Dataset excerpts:
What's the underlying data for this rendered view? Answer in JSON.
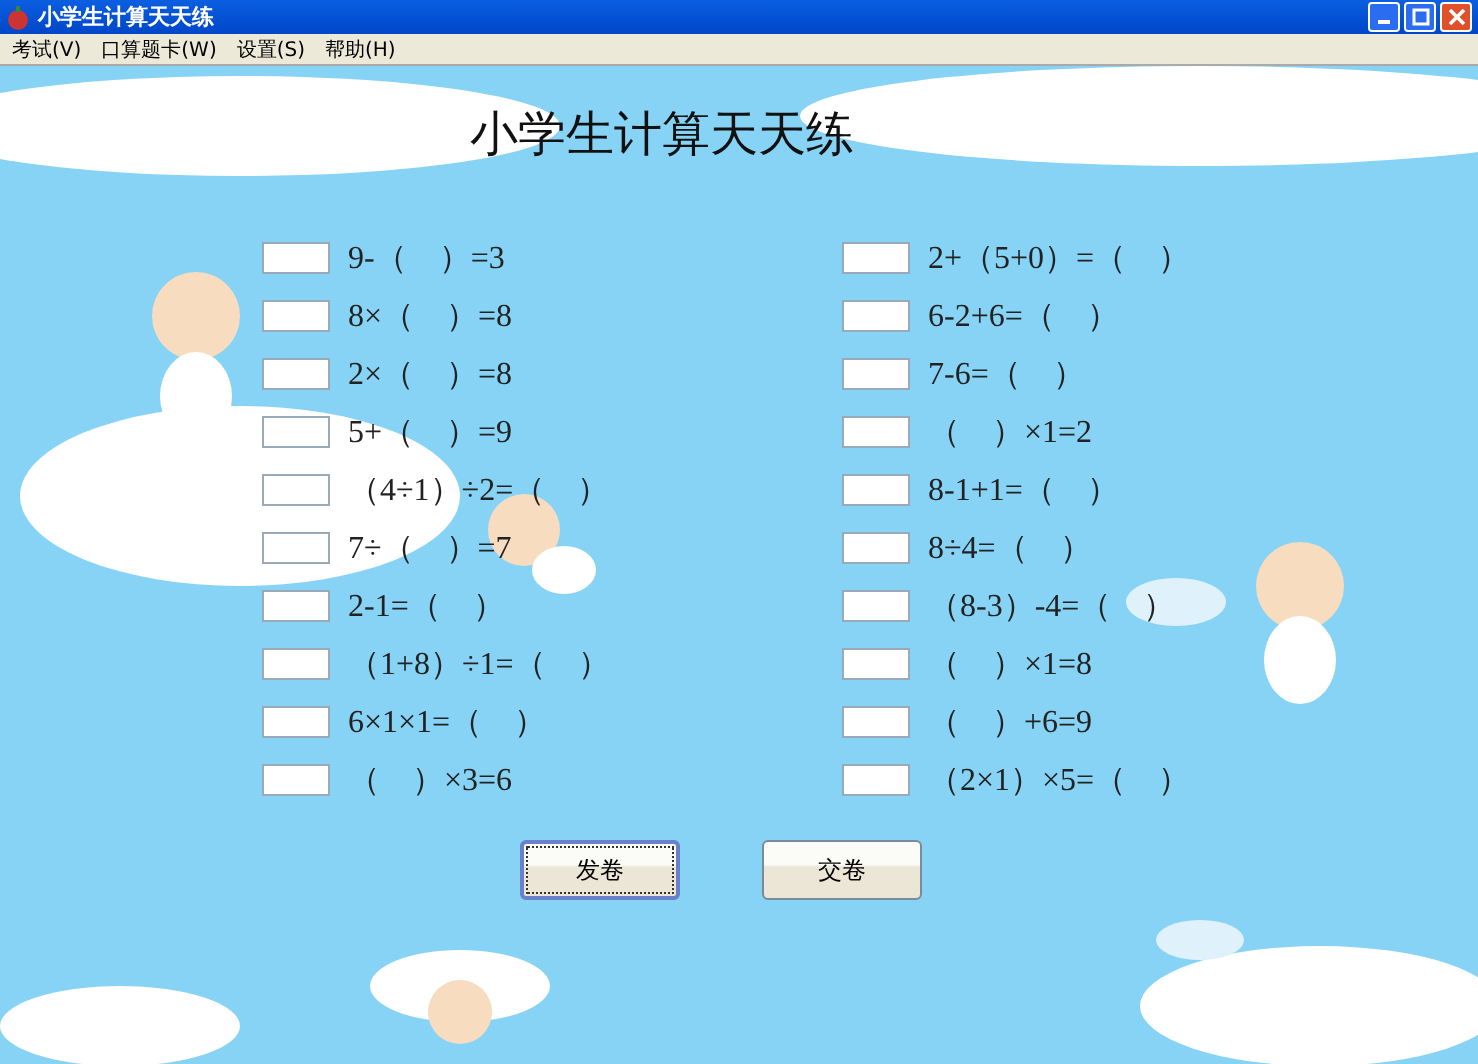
{
  "window": {
    "title": "小学生计算天天练"
  },
  "menu": [
    "考试(V)",
    "口算题卡(W)",
    "设置(S)",
    "帮助(H)"
  ],
  "heading": "小学生计算天天练",
  "problems_left": [
    {
      "question": "9-（　）=3"
    },
    {
      "question": "8×（　）=8"
    },
    {
      "question": "2×（　）=8"
    },
    {
      "question": "5+（　）=9"
    },
    {
      "question": "（4÷1）÷2=（　）"
    },
    {
      "question": "7÷（　）=7"
    },
    {
      "question": "2-1=（　）"
    },
    {
      "question": "（1+8）÷1=（　）"
    },
    {
      "question": "6×1×1=（　）"
    },
    {
      "question": "（　）×3=6"
    }
  ],
  "problems_right": [
    {
      "question": "2+（5+0）=（　）"
    },
    {
      "question": "6-2+6=（　）"
    },
    {
      "question": "7-6=（　）"
    },
    {
      "question": "（　）×1=2"
    },
    {
      "question": "8-1+1=（　）"
    },
    {
      "question": "8÷4=（　）"
    },
    {
      "question": "（8-3）-4=（　）"
    },
    {
      "question": "（　）×1=8"
    },
    {
      "question": "（　）+6=9"
    },
    {
      "question": "（2×1）×5=（　）"
    }
  ],
  "buttons": [
    {
      "label": "发卷",
      "focused": true
    },
    {
      "label": "交卷",
      "focused": false
    }
  ]
}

# Task
Pictures are to be left out; all else in the entries above is to be quoted exactly.

# Task solution
What's the underlying data for this rendered view? Answer in JSON.
{
  "window": {
    "title": "小学生计算天天练"
  },
  "menu": [
    "考试(V)",
    "口算题卡(W)",
    "设置(S)",
    "帮助(H)"
  ],
  "heading": "小学生计算天天练",
  "problems_left": [
    {
      "question": "9-（　）=3"
    },
    {
      "question": "8×（　）=8"
    },
    {
      "question": "2×（　）=8"
    },
    {
      "question": "5+（　）=9"
    },
    {
      "question": "（4÷1）÷2=（　）"
    },
    {
      "question": "7÷（　）=7"
    },
    {
      "question": "2-1=（　）"
    },
    {
      "question": "（1+8）÷1=（　）"
    },
    {
      "question": "6×1×1=（　）"
    },
    {
      "question": "（　）×3=6"
    }
  ],
  "problems_right": [
    {
      "question": "2+（5+0）=（　）"
    },
    {
      "question": "6-2+6=（　）"
    },
    {
      "question": "7-6=（　）"
    },
    {
      "question": "（　）×1=2"
    },
    {
      "question": "8-1+1=（　）"
    },
    {
      "question": "8÷4=（　）"
    },
    {
      "question": "（8-3）-4=（　）"
    },
    {
      "question": "（　）×1=8"
    },
    {
      "question": "（　）+6=9"
    },
    {
      "question": "（2×1）×5=（　）"
    }
  ],
  "buttons": [
    {
      "label": "发卷",
      "focused": true
    },
    {
      "label": "交卷",
      "focused": false
    }
  ]
}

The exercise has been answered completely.